▸ **STATED TASK**:
Give back each entry unchanged, minus pictures.
## begin
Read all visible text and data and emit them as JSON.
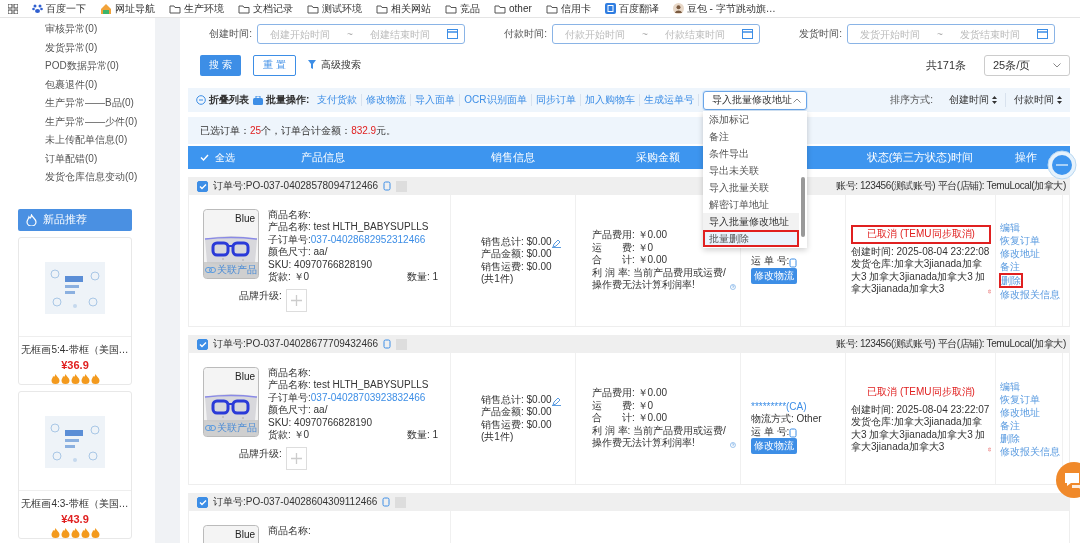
{
  "bookmarks": [
    {
      "label": "百度一下",
      "kind": "paw"
    },
    {
      "label": "网址导航",
      "kind": "nav"
    },
    {
      "label": "生产环境",
      "kind": "folder"
    },
    {
      "label": "文档记录",
      "kind": "folder"
    },
    {
      "label": "测试环境",
      "kind": "folder"
    },
    {
      "label": "相关网站",
      "kind": "folder"
    },
    {
      "label": "竞品",
      "kind": "folder"
    },
    {
      "label": "other",
      "kind": "folder"
    },
    {
      "label": "信用卡",
      "kind": "folder"
    },
    {
      "label": "百度翻译",
      "kind": "translate"
    },
    {
      "label": "豆包 - 字节跳动旗…",
      "kind": "avatar"
    }
  ],
  "sidebar": {
    "items": [
      "审核异常(0)",
      "发货异常(0)",
      "POD数据异常(0)",
      "包裹退件(0)",
      "生产异常——B品(0)",
      "生产异常——少件(0)",
      "未上传配单信息(0)",
      "订单配错(0)",
      "发货仓库信息变动(0)"
    ],
    "promo_button": "新品推荐",
    "products": [
      {
        "kind": "picture",
        "title": "无框画5:4-带框（美国…",
        "price": "¥36.9",
        "stars": 5
      },
      {
        "kind": "picture",
        "title": "无框画4:3-带框（美国…",
        "price": "¥43.9",
        "stars": 5
      }
    ]
  },
  "filters": [
    {
      "label": "创建时间:",
      "start_placeholder": "创建开始时间",
      "separator": "~",
      "end_placeholder": "创建结束时间"
    },
    {
      "label": "付款时间:",
      "start_placeholder": "付款开始时间",
      "separator": "~",
      "end_placeholder": "付款结束时间"
    },
    {
      "label": "发货时间:",
      "start_placeholder": "发货开始时间",
      "separator": "~",
      "end_placeholder": "发货结束时间"
    }
  ],
  "search_button": "搜 索",
  "reset_button": "重 置",
  "advanced_search": "高级搜索",
  "total": "共171条",
  "page_size": "25条/页",
  "toolbar": {
    "collapse": "折叠列表",
    "batch_label": "批量操作:",
    "actions": [
      "支付货款",
      "修改物流",
      "导入面单",
      "OCR识别面单",
      "同步订单",
      "加入购物车",
      "生成运单号"
    ],
    "dropdown": {
      "value": "导入批量修改地址",
      "expanded": true,
      "options": [
        {
          "label": "添加标记",
          "selected": false,
          "hovered": false,
          "highlighted": false
        },
        {
          "label": "备注",
          "selected": false,
          "hovered": false,
          "highlighted": false
        },
        {
          "label": "条件导出",
          "selected": false,
          "hovered": false,
          "highlighted": false
        },
        {
          "label": "导出未关联",
          "selected": false,
          "hovered": false,
          "highlighted": false
        },
        {
          "label": "导入批量关联",
          "selected": false,
          "hovered": false,
          "highlighted": false
        },
        {
          "label": "解密订单地址",
          "selected": false,
          "hovered": false,
          "highlighted": false
        },
        {
          "label": "导入批量修改地址",
          "selected": true,
          "hovered": false,
          "highlighted": false
        },
        {
          "label": "批量删除",
          "selected": false,
          "hovered": true,
          "highlighted": true
        }
      ]
    },
    "sort_label": "排序方式:",
    "sort_options": [
      "创建时间",
      "付款时间"
    ]
  },
  "summary": {
    "prefix": "已选订单：",
    "count": "25",
    "middle": "个，订单合计金额：",
    "amount": "832.9",
    "suffix": "元。"
  },
  "select_all": {
    "label": "全选",
    "checked": true
  },
  "columns": [
    "产品信息",
    "销售信息",
    "采购金额",
    "状态(第三方状态)时间",
    "操作"
  ],
  "orders": [
    {
      "order_no": "订单号:PO-037-04028578094712466",
      "checked": true,
      "account": "账号: 123456(测试账号) 平台(店铺): TemuLocal(加拿大)",
      "product": {
        "image_label": "Blue",
        "link_label": "关联产品",
        "name": "商品名称:",
        "title": "产品名称: test HLTH_BABYSUPLLS",
        "sub_order_label": "子订单号:",
        "sub_order": "037-04028682952312466",
        "color_size": "颜色尺寸: aa/",
        "sku": "SKU: 40970766828190",
        "payment": "货款: ￥0",
        "quantity": "数量: 1",
        "brand_label": "品牌升级:"
      },
      "sales": [
        "销售总计: $0.00",
        "产品金额: $0.00",
        "销售运费: $0.00",
        "(共1件)"
      ],
      "purchase": [
        "产品费用: ￥0.00",
        "运　　费: ￥0",
        "合　　计: ￥0.00",
        "利 润 率: 当前产品费用或运费/操作费无法计算利润率!"
      ],
      "logistics": {
        "waybill": "运 单 号:",
        "button": "修改物流"
      },
      "status": {
        "label": "已取消 (TEMU同步取消)",
        "highlighted": true,
        "created": "创建时间: 2025-08-04 23:22:08",
        "warehouse": "发货仓库:加拿大3jianada加拿大3 加拿大3jianada加拿大3 加拿大3jianada加拿大3"
      },
      "actions": [
        {
          "label": "编辑",
          "highlighted": false
        },
        {
          "label": "恢复订单",
          "highlighted": false
        },
        {
          "label": "修改地址",
          "highlighted": false
        },
        {
          "label": "备注",
          "highlighted": false
        },
        {
          "label": "删除",
          "highlighted": true
        },
        {
          "label": "修改报关信息",
          "highlighted": false
        }
      ]
    },
    {
      "order_no": "订单号:PO-037-04028677709432466",
      "checked": true,
      "account": "账号: 123456(测试账号) 平台(店铺): TemuLocal(加拿大)",
      "product": {
        "image_label": "Blue",
        "link_label": "关联产品",
        "name": "商品名称:",
        "title": "产品名称: test HLTH_BABYSUPLLS",
        "sub_order_label": "子订单号:",
        "sub_order": "037-04028703923832466",
        "color_size": "颜色尺寸: aa/",
        "sku": "SKU: 40970766828190",
        "payment": "货款: ￥0",
        "quantity": "数量: 1",
        "brand_label": "品牌升级:"
      },
      "sales": [
        "销售总计: $0.00",
        "产品金额: $0.00",
        "销售运费: $0.00",
        "(共1件)"
      ],
      "purchase": [
        "产品费用: ￥0.00",
        "运　　费: ￥0",
        "合　　计: ￥0.00",
        "利 润 率: 当前产品费用或运费/操作费无法计算利润率!"
      ],
      "logistics": {
        "carrier": "*********(CA)",
        "method": "物流方式: Other",
        "waybill": "运 单 号:",
        "button": "修改物流"
      },
      "status": {
        "label": "已取消 (TEMU同步取消)",
        "highlighted": false,
        "created": "创建时间: 2025-08-04 23:22:07",
        "warehouse": "发货仓库:加拿大3jianada加拿大3 加拿大3jianada加拿大3 加拿大3jianada加拿大3"
      },
      "actions": [
        {
          "label": "编辑",
          "highlighted": false
        },
        {
          "label": "恢复订单",
          "highlighted": false
        },
        {
          "label": "修改地址",
          "highlighted": false
        },
        {
          "label": "备注",
          "highlighted": false
        },
        {
          "label": "删除",
          "highlighted": false
        },
        {
          "label": "修改报关信息",
          "highlighted": false
        }
      ]
    },
    {
      "order_no": "订单号:PO-037-04028604309112466",
      "checked": true,
      "product": {
        "image_label": "Blue",
        "name": "商品名称:"
      }
    }
  ]
}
## end
▸ **RESULT**:
Read all visible text and data and emit them as JSON.
{
  "bookmarks": [
    {
      "label": "百度一下",
      "kind": "paw"
    },
    {
      "label": "网址导航",
      "kind": "nav"
    },
    {
      "label": "生产环境",
      "kind": "folder"
    },
    {
      "label": "文档记录",
      "kind": "folder"
    },
    {
      "label": "测试环境",
      "kind": "folder"
    },
    {
      "label": "相关网站",
      "kind": "folder"
    },
    {
      "label": "竞品",
      "kind": "folder"
    },
    {
      "label": "other",
      "kind": "folder"
    },
    {
      "label": "信用卡",
      "kind": "folder"
    },
    {
      "label": "百度翻译",
      "kind": "translate"
    },
    {
      "label": "豆包 - 字节跳动旗…",
      "kind": "avatar"
    }
  ],
  "sidebar": {
    "items": [
      "审核异常(0)",
      "发货异常(0)",
      "POD数据异常(0)",
      "包裹退件(0)",
      "生产异常——B品(0)",
      "生产异常——少件(0)",
      "未上传配单信息(0)",
      "订单配错(0)",
      "发货仓库信息变动(0)"
    ],
    "promo_button": "新品推荐",
    "products": [
      {
        "kind": "picture",
        "title": "无框画5:4-带框（美国…",
        "price": "¥36.9",
        "stars": 5
      },
      {
        "kind": "picture",
        "title": "无框画4:3-带框（美国…",
        "price": "¥43.9",
        "stars": 5
      }
    ]
  },
  "filters": [
    {
      "label": "创建时间:",
      "start_placeholder": "创建开始时间",
      "separator": "~",
      "end_placeholder": "创建结束时间"
    },
    {
      "label": "付款时间:",
      "start_placeholder": "付款开始时间",
      "separator": "~",
      "end_placeholder": "付款结束时间"
    },
    {
      "label": "发货时间:",
      "start_placeholder": "发货开始时间",
      "separator": "~",
      "end_placeholder": "发货结束时间"
    }
  ],
  "search_button": "搜 索",
  "reset_button": "重 置",
  "advanced_search": "高级搜索",
  "total": "共171条",
  "page_size": "25条/页",
  "toolbar": {
    "collapse": "折叠列表",
    "batch_label": "批量操作:",
    "actions": [
      "支付货款",
      "修改物流",
      "导入面单",
      "OCR识别面单",
      "同步订单",
      "加入购物车",
      "生成运单号"
    ],
    "dropdown": {
      "value": "导入批量修改地址",
      "expanded": true,
      "options": [
        {
          "label": "添加标记",
          "selected": false,
          "hovered": false,
          "highlighted": false
        },
        {
          "label": "备注",
          "selected": false,
          "hovered": false,
          "highlighted": false
        },
        {
          "label": "条件导出",
          "selected": false,
          "hovered": false,
          "highlighted": false
        },
        {
          "label": "导出未关联",
          "selected": false,
          "hovered": false,
          "highlighted": false
        },
        {
          "label": "导入批量关联",
          "selected": false,
          "hovered": false,
          "highlighted": false
        },
        {
          "label": "解密订单地址",
          "selected": false,
          "hovered": false,
          "highlighted": false
        },
        {
          "label": "导入批量修改地址",
          "selected": true,
          "hovered": false,
          "highlighted": false
        },
        {
          "label": "批量删除",
          "selected": false,
          "hovered": true,
          "highlighted": true
        }
      ]
    },
    "sort_label": "排序方式:",
    "sort_options": [
      "创建时间",
      "付款时间"
    ]
  },
  "summary": {
    "prefix": "已选订单：",
    "count": "25",
    "middle": "个，订单合计金额：",
    "amount": "832.9",
    "suffix": "元。"
  },
  "select_all": {
    "label": "全选",
    "checked": true
  },
  "columns": [
    "产品信息",
    "销售信息",
    "采购金额",
    "状态(第三方状态)时间",
    "操作"
  ],
  "orders": [
    {
      "order_no": "订单号:PO-037-04028578094712466",
      "checked": true,
      "account": "账号: 123456(测试账号) 平台(店铺): TemuLocal(加拿大)",
      "product": {
        "image_label": "Blue",
        "link_label": "关联产品",
        "name": "商品名称:",
        "title": "产品名称: test HLTH_BABYSUPLLS",
        "sub_order_label": "子订单号:",
        "sub_order": "037-04028682952312466",
        "color_size": "颜色尺寸: aa/",
        "sku": "SKU: 40970766828190",
        "payment": "货款: ￥0",
        "quantity": "数量: 1",
        "brand_label": "品牌升级:"
      },
      "sales": [
        "销售总计: $0.00",
        "产品金额: $0.00",
        "销售运费: $0.00",
        "(共1件)"
      ],
      "purchase": [
        "产品费用: ￥0.00",
        "运　　费: ￥0",
        "合　　计: ￥0.00",
        "利 润 率: 当前产品费用或运费/操作费无法计算利润率!"
      ],
      "logistics": {
        "waybill": "运 单 号:",
        "button": "修改物流"
      },
      "status": {
        "label": "已取消 (TEMU同步取消)",
        "highlighted": true,
        "created": "创建时间: 2025-08-04 23:22:08",
        "warehouse": "发货仓库:加拿大3jianada加拿大3 加拿大3jianada加拿大3 加拿大3jianada加拿大3"
      },
      "actions": [
        {
          "label": "编辑",
          "highlighted": false
        },
        {
          "label": "恢复订单",
          "highlighted": false
        },
        {
          "label": "修改地址",
          "highlighted": false
        },
        {
          "label": "备注",
          "highlighted": false
        },
        {
          "label": "删除",
          "highlighted": true
        },
        {
          "label": "修改报关信息",
          "highlighted": false
        }
      ]
    },
    {
      "order_no": "订单号:PO-037-04028677709432466",
      "checked": true,
      "account": "账号: 123456(测试账号) 平台(店铺): TemuLocal(加拿大)",
      "product": {
        "image_label": "Blue",
        "link_label": "关联产品",
        "name": "商品名称:",
        "title": "产品名称: test HLTH_BABYSUPLLS",
        "sub_order_label": "子订单号:",
        "sub_order": "037-04028703923832466",
        "color_size": "颜色尺寸: aa/",
        "sku": "SKU: 40970766828190",
        "payment": "货款: ￥0",
        "quantity": "数量: 1",
        "brand_label": "品牌升级:"
      },
      "sales": [
        "销售总计: $0.00",
        "产品金额: $0.00",
        "销售运费: $0.00",
        "(共1件)"
      ],
      "purchase": [
        "产品费用: ￥0.00",
        "运　　费: ￥0",
        "合　　计: ￥0.00",
        "利 润 率: 当前产品费用或运费/操作费无法计算利润率!"
      ],
      "logistics": {
        "carrier": "*********(CA)",
        "method": "物流方式: Other",
        "waybill": "运 单 号:",
        "button": "修改物流"
      },
      "status": {
        "label": "已取消 (TEMU同步取消)",
        "highlighted": false,
        "created": "创建时间: 2025-08-04 23:22:07",
        "warehouse": "发货仓库:加拿大3jianada加拿大3 加拿大3jianada加拿大3 加拿大3jianada加拿大3"
      },
      "actions": [
        {
          "label": "编辑",
          "highlighted": false
        },
        {
          "label": "恢复订单",
          "highlighted": false
        },
        {
          "label": "修改地址",
          "highlighted": false
        },
        {
          "label": "备注",
          "highlighted": false
        },
        {
          "label": "删除",
          "highlighted": false
        },
        {
          "label": "修改报关信息",
          "highlighted": false
        }
      ]
    },
    {
      "order_no": "订单号:PO-037-04028604309112466",
      "checked": true,
      "product": {
        "image_label": "Blue",
        "name": "商品名称:"
      }
    }
  ]
}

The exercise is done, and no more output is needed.